Exercise directions: Lines before the one containing "Type out the text in this image." are excluded. Repeat that line and every line after it, exactly.

● ● ● ●

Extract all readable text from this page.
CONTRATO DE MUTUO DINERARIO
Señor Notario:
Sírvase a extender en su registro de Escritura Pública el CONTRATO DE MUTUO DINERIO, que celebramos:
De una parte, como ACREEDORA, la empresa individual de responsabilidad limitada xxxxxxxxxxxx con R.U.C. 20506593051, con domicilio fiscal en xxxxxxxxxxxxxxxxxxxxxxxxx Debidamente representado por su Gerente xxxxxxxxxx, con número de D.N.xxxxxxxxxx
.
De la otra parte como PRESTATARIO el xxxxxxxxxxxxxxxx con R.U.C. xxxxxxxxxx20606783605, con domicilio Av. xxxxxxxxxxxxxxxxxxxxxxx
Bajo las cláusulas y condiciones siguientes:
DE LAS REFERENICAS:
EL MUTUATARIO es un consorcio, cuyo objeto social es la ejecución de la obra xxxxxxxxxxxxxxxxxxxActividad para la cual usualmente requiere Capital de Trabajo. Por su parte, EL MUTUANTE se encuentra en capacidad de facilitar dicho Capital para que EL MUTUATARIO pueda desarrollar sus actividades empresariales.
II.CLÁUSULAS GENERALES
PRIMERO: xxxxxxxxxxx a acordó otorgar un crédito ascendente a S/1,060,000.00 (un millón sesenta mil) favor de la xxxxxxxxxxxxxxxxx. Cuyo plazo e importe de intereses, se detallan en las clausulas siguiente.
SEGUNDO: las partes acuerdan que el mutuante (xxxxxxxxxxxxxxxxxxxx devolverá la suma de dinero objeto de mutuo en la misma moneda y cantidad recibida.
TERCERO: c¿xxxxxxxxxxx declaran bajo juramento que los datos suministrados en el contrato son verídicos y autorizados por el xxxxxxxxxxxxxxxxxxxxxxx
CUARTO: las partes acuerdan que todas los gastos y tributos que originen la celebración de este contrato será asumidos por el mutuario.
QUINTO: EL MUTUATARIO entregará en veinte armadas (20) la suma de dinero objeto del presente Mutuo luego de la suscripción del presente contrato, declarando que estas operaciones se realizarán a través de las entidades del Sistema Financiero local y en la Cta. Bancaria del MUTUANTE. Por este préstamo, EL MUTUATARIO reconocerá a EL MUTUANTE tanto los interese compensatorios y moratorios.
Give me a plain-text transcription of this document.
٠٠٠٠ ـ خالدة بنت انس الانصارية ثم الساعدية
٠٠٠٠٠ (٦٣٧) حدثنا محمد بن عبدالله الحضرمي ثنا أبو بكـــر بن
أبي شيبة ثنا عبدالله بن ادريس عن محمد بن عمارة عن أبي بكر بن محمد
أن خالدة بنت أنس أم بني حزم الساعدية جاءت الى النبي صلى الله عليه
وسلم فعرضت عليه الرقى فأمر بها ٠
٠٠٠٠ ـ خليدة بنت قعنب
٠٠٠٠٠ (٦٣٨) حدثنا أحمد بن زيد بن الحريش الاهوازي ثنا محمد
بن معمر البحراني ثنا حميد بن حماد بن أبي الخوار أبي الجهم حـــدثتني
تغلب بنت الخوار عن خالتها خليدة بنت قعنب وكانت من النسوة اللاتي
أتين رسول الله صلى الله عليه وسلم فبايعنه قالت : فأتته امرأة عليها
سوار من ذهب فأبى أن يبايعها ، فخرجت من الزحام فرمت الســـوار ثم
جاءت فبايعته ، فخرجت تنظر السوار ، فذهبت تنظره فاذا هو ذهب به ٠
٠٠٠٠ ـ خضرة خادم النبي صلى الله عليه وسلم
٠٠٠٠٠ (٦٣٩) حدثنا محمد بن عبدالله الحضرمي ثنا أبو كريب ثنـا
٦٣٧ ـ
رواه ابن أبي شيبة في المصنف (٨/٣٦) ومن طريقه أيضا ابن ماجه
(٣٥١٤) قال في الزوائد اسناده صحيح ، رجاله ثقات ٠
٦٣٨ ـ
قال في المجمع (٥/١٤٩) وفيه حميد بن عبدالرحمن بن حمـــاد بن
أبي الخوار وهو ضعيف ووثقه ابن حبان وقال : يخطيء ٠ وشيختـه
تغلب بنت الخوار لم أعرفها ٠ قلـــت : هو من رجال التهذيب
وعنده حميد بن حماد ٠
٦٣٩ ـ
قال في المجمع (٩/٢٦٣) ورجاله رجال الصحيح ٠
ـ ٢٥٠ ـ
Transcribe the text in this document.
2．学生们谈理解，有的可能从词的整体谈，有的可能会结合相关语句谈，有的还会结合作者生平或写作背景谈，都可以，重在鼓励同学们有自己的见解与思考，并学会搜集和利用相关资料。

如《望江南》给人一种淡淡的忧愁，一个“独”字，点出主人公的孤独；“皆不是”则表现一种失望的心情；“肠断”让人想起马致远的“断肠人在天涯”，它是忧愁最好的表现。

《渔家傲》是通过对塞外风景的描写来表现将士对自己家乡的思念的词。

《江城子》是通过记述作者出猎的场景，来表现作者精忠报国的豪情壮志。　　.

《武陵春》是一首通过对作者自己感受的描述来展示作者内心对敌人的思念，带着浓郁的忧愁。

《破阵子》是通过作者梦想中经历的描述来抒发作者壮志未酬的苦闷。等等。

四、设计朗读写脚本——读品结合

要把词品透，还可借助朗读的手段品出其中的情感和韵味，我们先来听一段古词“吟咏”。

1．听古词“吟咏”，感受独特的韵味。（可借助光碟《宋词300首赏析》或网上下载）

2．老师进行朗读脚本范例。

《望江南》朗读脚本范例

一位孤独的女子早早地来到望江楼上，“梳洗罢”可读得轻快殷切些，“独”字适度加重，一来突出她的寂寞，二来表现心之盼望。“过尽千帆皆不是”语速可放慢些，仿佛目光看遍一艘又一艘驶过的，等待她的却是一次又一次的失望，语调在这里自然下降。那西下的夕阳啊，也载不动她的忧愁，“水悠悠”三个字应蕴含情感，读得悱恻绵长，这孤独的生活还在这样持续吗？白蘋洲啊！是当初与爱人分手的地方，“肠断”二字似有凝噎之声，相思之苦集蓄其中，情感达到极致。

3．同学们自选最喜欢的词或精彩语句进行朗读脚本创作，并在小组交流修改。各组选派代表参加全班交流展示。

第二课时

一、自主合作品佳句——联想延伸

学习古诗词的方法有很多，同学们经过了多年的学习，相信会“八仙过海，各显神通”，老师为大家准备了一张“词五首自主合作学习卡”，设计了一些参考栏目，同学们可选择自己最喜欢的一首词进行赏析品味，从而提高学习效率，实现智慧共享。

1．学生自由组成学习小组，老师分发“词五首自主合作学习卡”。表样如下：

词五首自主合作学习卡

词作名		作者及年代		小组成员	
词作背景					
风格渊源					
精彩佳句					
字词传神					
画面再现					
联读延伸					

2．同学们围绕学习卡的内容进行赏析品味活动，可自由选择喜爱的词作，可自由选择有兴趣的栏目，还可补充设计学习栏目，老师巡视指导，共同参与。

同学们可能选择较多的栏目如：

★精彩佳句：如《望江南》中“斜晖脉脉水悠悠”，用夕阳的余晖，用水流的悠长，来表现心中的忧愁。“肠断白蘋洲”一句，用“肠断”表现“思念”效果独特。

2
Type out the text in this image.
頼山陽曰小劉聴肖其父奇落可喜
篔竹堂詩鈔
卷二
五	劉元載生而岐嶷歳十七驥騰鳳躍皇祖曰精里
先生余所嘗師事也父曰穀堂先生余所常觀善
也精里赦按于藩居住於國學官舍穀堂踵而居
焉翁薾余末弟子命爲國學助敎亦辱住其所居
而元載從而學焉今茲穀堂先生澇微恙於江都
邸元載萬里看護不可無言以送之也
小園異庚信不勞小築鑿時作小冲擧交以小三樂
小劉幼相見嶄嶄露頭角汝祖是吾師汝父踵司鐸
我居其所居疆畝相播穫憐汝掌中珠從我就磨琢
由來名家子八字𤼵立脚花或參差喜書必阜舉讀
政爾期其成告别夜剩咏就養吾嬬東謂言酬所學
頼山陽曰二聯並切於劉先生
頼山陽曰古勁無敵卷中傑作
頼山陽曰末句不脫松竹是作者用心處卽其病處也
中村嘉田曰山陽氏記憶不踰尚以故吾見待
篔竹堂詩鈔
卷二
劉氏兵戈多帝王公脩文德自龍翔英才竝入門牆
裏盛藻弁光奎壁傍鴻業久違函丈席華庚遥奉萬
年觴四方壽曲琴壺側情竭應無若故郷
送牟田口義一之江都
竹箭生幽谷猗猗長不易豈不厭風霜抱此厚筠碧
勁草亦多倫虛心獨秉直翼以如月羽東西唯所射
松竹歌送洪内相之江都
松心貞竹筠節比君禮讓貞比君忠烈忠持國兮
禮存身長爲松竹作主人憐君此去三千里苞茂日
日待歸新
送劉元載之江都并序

● ● ● ●

Answer for this exercise:
Type out the text in this image.
頼山陽曰小劉聴肖其父奇落可喜
篔竹堂詩鈔
卷二
五	劉元載生而岐嶷歳十七驥騰鳳躍皇祖曰精里
先生余所嘗師事也父曰穀堂先生余所常觀善
也精里赦按于藩居住於國學官舍穀堂踵而居
焉翁薾余末弟子命爲國學助敎亦辱住其所居
而元載從而學焉今茲穀堂先生澇微恙於江都
邸元載萬里看護不可無言以送之也
小園異庚信不勞小築鑿時作小冲擧交以小三樂
小劉幼相見嶄嶄露頭角汝祖是吾師汝父踵司鐸
我居其所居疆畝相播穫憐汝掌中珠從我就磨琢
由來名家子八字𤼵立脚花或參差喜書必阜舉讀
政爾期其成告别夜剩咏就養吾嬬東謂言酬所學
頼山陽曰二聯並切於劉先生
頼山陽曰古勁無敵卷中傑作
頼山陽曰末句不脫松竹是作者用心處卽其病處也
中村嘉田曰山陽氏記憶不踰尚以故吾見待
篔竹堂詩鈔
卷二
劉氏兵戈多帝王公脩文德自龍翔英才竝入門牆
裏盛藻弁光奎壁傍鴻業久違函丈席華庚遥奉萬
年觴四方壽曲琴壺側情竭應無若故郷
送牟田口義一之江都
竹箭生幽谷猗猗長不易豈不厭風霜抱此厚筠碧
勁草亦多倫虛心獨秉直翼以如月羽東西唯所射
松竹歌送洪内相之江都
松心貞竹筠節比君禮讓貞比君忠烈忠持國兮
禮存身長爲松竹作主人憐君此去三千里苞茂日
日待歸新
送劉元載之江都并序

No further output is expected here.